* START *

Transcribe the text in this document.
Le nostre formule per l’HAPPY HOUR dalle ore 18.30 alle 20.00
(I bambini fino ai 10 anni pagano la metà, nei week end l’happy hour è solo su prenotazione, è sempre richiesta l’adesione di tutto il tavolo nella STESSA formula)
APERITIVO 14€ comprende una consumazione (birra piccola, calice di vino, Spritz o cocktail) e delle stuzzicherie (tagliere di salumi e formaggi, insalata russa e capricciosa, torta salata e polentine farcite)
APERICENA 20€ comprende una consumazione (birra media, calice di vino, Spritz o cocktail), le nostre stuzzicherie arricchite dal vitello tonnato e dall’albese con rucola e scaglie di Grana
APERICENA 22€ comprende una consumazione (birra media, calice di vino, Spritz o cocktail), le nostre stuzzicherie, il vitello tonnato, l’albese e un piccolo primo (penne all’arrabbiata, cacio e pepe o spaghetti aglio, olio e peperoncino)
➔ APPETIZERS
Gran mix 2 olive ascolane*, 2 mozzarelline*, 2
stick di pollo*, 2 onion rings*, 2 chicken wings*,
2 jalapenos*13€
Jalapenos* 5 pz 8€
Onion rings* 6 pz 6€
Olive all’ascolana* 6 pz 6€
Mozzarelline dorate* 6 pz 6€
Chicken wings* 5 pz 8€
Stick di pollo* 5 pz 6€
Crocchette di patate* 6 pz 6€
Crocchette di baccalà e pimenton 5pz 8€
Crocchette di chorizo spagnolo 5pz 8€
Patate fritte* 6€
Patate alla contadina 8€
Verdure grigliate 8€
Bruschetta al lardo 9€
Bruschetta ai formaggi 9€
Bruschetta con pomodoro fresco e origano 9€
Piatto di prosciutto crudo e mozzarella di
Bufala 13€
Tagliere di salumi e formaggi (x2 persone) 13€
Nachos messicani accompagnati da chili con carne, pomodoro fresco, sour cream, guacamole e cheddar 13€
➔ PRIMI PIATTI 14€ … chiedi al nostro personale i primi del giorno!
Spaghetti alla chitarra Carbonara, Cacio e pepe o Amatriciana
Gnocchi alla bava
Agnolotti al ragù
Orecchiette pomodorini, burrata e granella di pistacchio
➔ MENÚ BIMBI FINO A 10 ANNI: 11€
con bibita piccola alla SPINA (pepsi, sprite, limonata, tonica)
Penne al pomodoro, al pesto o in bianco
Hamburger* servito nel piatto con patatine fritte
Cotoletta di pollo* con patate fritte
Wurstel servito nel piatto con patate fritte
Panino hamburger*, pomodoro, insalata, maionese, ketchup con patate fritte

* END *

(EXERCISE DESCRIPTION): Word for word, extract all the records.

(OUTPUT):
Transcribe the text in this document.
Le nostre formule per l’HAPPY HOUR dalle ore 18.30 alle 20.00
(I bambini fino ai 10 anni pagano la metà, nei week end l’happy hour è solo su prenotazione, è sempre richiesta l’adesione di tutto il tavolo nella STESSA formula)
APERITIVO 14€ comprende una consumazione (birra piccola, calice di vino, Spritz o cocktail) e delle stuzzicherie (tagliere di salumi e formaggi, insalata russa e capricciosa, torta salata e polentine farcite)
APERICENA 20€ comprende una consumazione (birra media, calice di vino, Spritz o cocktail), le nostre stuzzicherie arricchite dal vitello tonnato e dall’albese con rucola e scaglie di Grana
APERICENA 22€ comprende una consumazione (birra media, calice di vino, Spritz o cocktail), le nostre stuzzicherie, il vitello tonnato, l’albese e un piccolo primo (penne all’arrabbiata, cacio e pepe o spaghetti aglio, olio e peperoncino)
➔ APPETIZERS
Gran mix 2 olive ascolane*, 2 mozzarelline*, 2
stick di pollo*, 2 onion rings*, 2 chicken wings*,
2 jalapenos*13€
Jalapenos* 5 pz 8€
Onion rings* 6 pz 6€
Olive all’ascolana* 6 pz 6€
Mozzarelline dorate* 6 pz 6€
Chicken wings* 5 pz 8€
Stick di pollo* 5 pz 6€
Crocchette di patate* 6 pz 6€
Crocchette di baccalà e pimenton 5pz 8€
Crocchette di chorizo spagnolo 5pz 8€
Patate fritte* 6€
Patate alla contadina 8€
Verdure grigliate 8€
Bruschetta al lardo 9€
Bruschetta ai formaggi 9€
Bruschetta con pomodoro fresco e origano 9€
Piatto di prosciutto crudo e mozzarella di
Bufala 13€
Tagliere di salumi e formaggi (x2 persone) 13€
Nachos messicani accompagnati da chili con carne, pomodoro fresco, sour cream, guacamole e cheddar 13€
➔ PRIMI PIATTI 14€ … chiedi al nostro personale i primi del giorno!
Spaghetti alla chitarra Carbonara, Cacio e pepe o Amatriciana
Gnocchi alla bava
Agnolotti al ragù
Orecchiette pomodorini, burrata e granella di pistacchio
➔ MENÚ BIMBI FINO A 10 ANNI: 11€
con bibita piccola alla SPINA (pepsi, sprite, limonata, tonica)
Penne al pomodoro, al pesto o in bianco
Hamburger* servito nel piatto con patatine fritte
Cotoletta di pollo* con patate fritte
Wurstel servito nel piatto con patate fritte
Panino hamburger*, pomodoro, insalata, maionese, ketchup con patate fritte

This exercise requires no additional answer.